| The request |
Extract the whole listing as it stands. Do not include the pictures.

[Collected data entries]
|---|

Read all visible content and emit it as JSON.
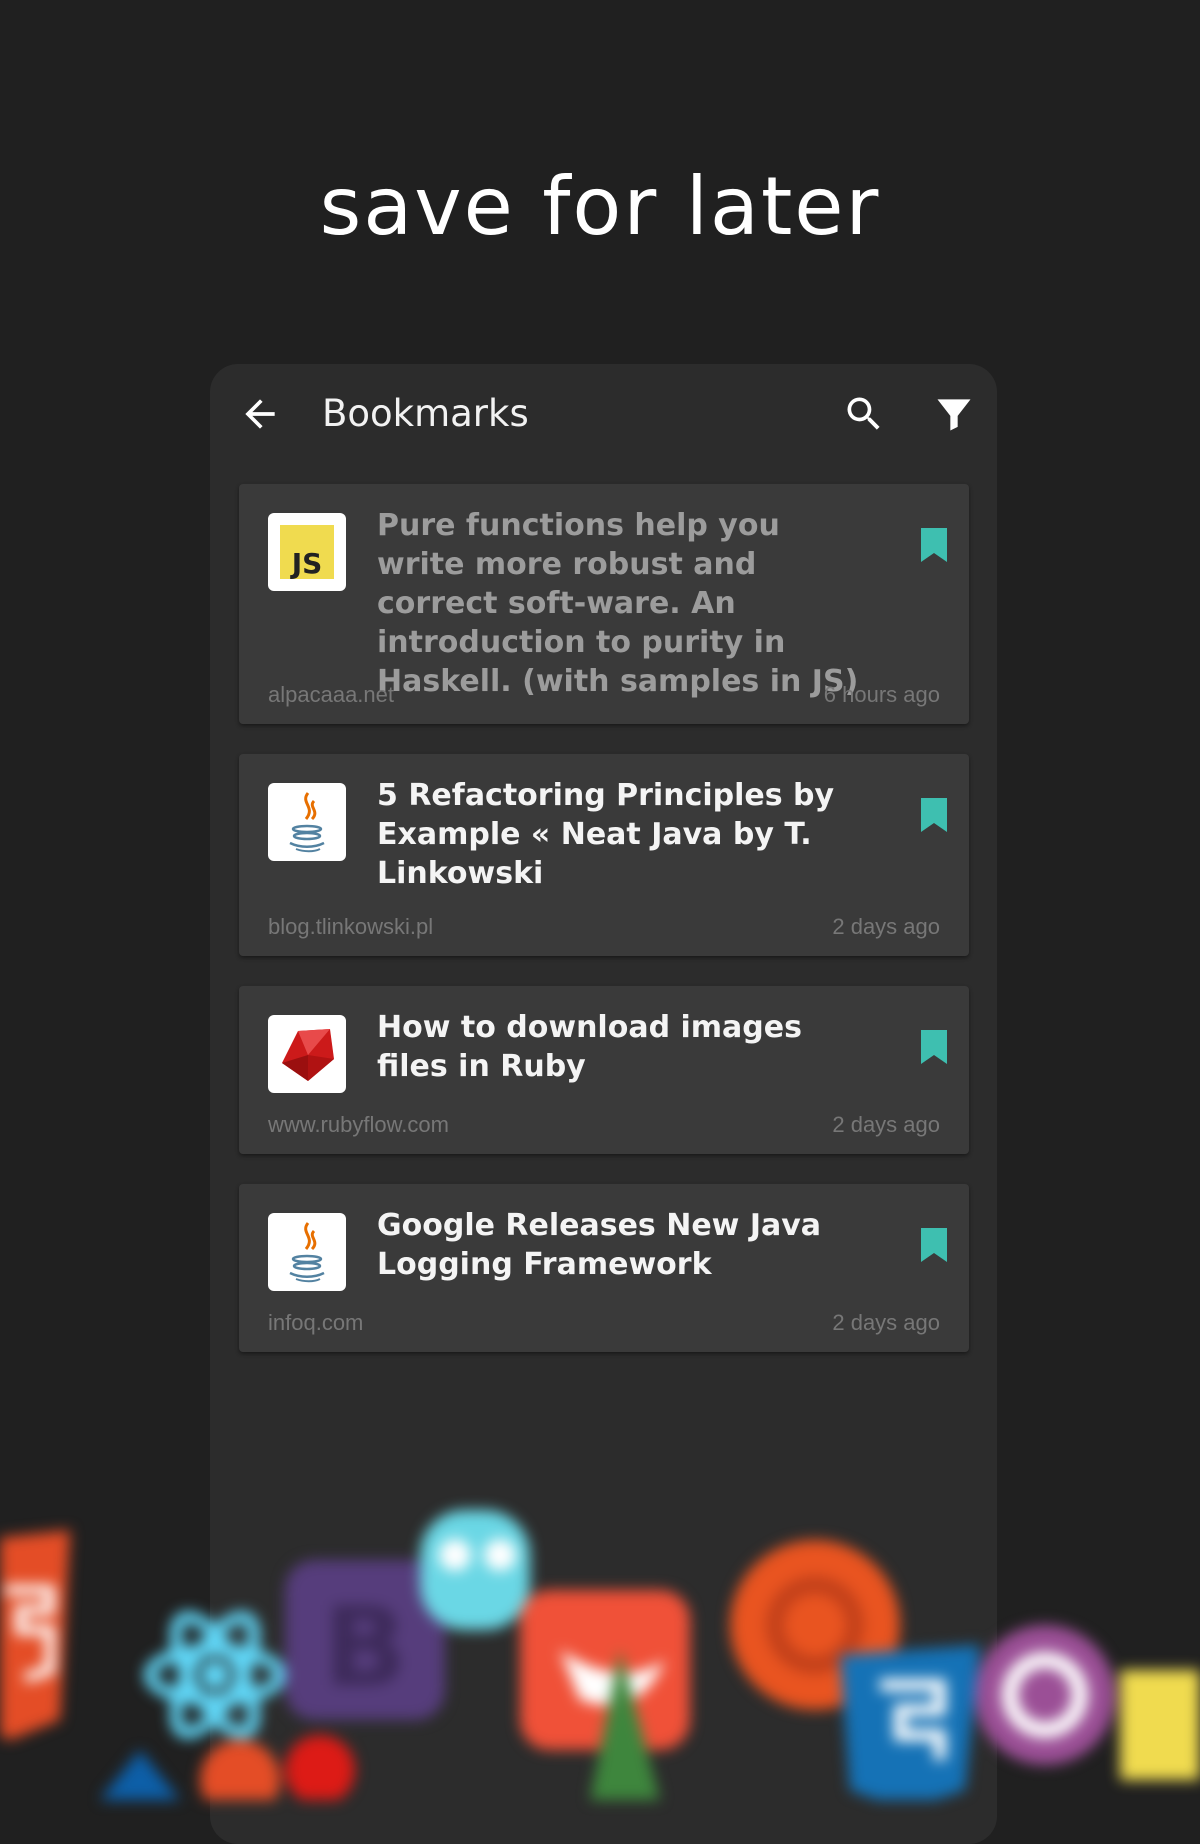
{
  "headline": "save for later",
  "toolbar": {
    "title": "Bookmarks",
    "back_icon": "arrow-left-icon",
    "search_icon": "search-icon",
    "filter_icon": "filter-icon"
  },
  "accent_color": "#3ebfb0",
  "bookmarks": [
    {
      "title": "Pure functions help you write more robust and correct soft-ware. An introduction to purity in Haskell. (with samples in JS)",
      "domain": "alpacaaa.net",
      "time": "6 hours ago",
      "icon": "javascript-logo-icon",
      "read": true
    },
    {
      "title": "5 Refactoring Principles by Example « Neat Java by T. Linkowski",
      "domain": "blog.tlinkowski.pl",
      "time": "2 days ago",
      "icon": "java-logo-icon",
      "read": false
    },
    {
      "title": "How to download images files in Ruby",
      "domain": "www.rubyflow.com",
      "time": "2 days ago",
      "icon": "ruby-logo-icon",
      "read": false
    },
    {
      "title": "Google Releases New Java Logging Framework",
      "domain": "infoq.com",
      "time": "2 days ago",
      "icon": "java-logo-icon",
      "read": false
    }
  ],
  "background_logos": [
    "html5-logo-icon",
    "react-logo-icon",
    "bootstrap-logo-icon",
    "go-gopher-icon",
    "swift-logo-icon",
    "ubuntu-logo-icon",
    "css3-logo-icon",
    "csharp-logo-icon",
    "javascript-logo-icon"
  ]
}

|---|

| Answer in full |
Read all visible content and emit it as JSON.
{
  "headline": "save for later",
  "toolbar": {
    "title": "Bookmarks",
    "back_icon": "arrow-left-icon",
    "search_icon": "search-icon",
    "filter_icon": "filter-icon"
  },
  "accent_color": "#3ebfb0",
  "bookmarks": [
    {
      "title": "Pure functions help you write more robust and correct soft-ware. An introduction to purity in Haskell. (with samples in JS)",
      "domain": "alpacaaa.net",
      "time": "6 hours ago",
      "icon": "javascript-logo-icon",
      "read": true
    },
    {
      "title": "5 Refactoring Principles by Example « Neat Java by T. Linkowski",
      "domain": "blog.tlinkowski.pl",
      "time": "2 days ago",
      "icon": "java-logo-icon",
      "read": false
    },
    {
      "title": "How to download images files in Ruby",
      "domain": "www.rubyflow.com",
      "time": "2 days ago",
      "icon": "ruby-logo-icon",
      "read": false
    },
    {
      "title": "Google Releases New Java Logging Framework",
      "domain": "infoq.com",
      "time": "2 days ago",
      "icon": "java-logo-icon",
      "read": false
    }
  ],
  "background_logos": [
    "html5-logo-icon",
    "react-logo-icon",
    "bootstrap-logo-icon",
    "go-gopher-icon",
    "swift-logo-icon",
    "ubuntu-logo-icon",
    "css3-logo-icon",
    "csharp-logo-icon",
    "javascript-logo-icon"
  ]
}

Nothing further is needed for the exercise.